DIRECTIONS FOR THIS TASK
Keep every line where the word "name" appears; drop the rest.

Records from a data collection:
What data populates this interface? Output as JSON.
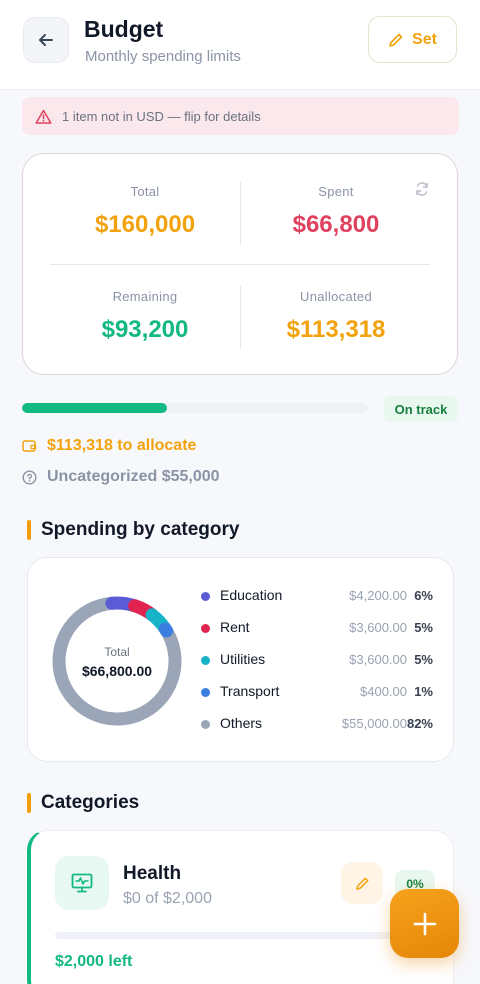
{
  "header": {
    "title": "Budget",
    "subtitle": "Monthly spending limits",
    "back_icon": "arrow-left-icon",
    "set_label": "Set",
    "set_icon": "pencil-icon"
  },
  "alert": {
    "text": "1 item not in USD — flip for details",
    "icon": "warning-triangle-icon",
    "color": "#e0415f"
  },
  "summary": {
    "total_label": "Total",
    "total_value": "$160,000",
    "spent_label": "Spent",
    "spent_value": "$66,800",
    "remaining_label": "Remaining",
    "remaining_value": "$93,200",
    "unallocated_label": "Unallocated",
    "unallocated_value": "$113,318",
    "colors": {
      "total": "#f2a20c",
      "spent": "#e0415f",
      "remaining": "#12b981",
      "unallocated": "#f2a20c"
    }
  },
  "progress": {
    "fraction": 0.42,
    "status": "On track"
  },
  "allocate_text": "$113,318 to allocate",
  "uncategorized_text": "Uncategorized $55,000",
  "spending_section": {
    "title": "Spending by category",
    "center_label": "Total",
    "center_value": "$66,800.00",
    "legend": [
      {
        "name": "Education",
        "amount": "$4,200.00",
        "percent": "6%",
        "color": "#5b5bd6",
        "share": 6.3
      },
      {
        "name": "Rent",
        "amount": "$3,600.00",
        "percent": "5%",
        "color": "#e0244f",
        "share": 5.4
      },
      {
        "name": "Utilities",
        "amount": "$3,600.00",
        "percent": "5%",
        "color": "#16b3c9",
        "share": 5.4
      },
      {
        "name": "Transport",
        "amount": "$400.00",
        "percent": "1%",
        "color": "#3b7de0",
        "share": 0.6
      },
      {
        "name": "Others",
        "amount": "$55,000.00",
        "percent": "82%",
        "color": "#9aa5b8",
        "share": 82.3
      }
    ]
  },
  "categories_section": {
    "title": "Categories",
    "items": [
      {
        "name": "Health",
        "sub": "$0 of $2,000",
        "percent": "0%",
        "left": "$2,000 left",
        "icon": "monitor-health-icon",
        "fraction": 0
      }
    ]
  },
  "fab_icon": "plus-icon"
}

TASK RESULT
        "name": "Education",
        "name": "Rent",
        "name": "Utilities",
        "name": "Transport",
        "name": "Others",
        "name": "Health",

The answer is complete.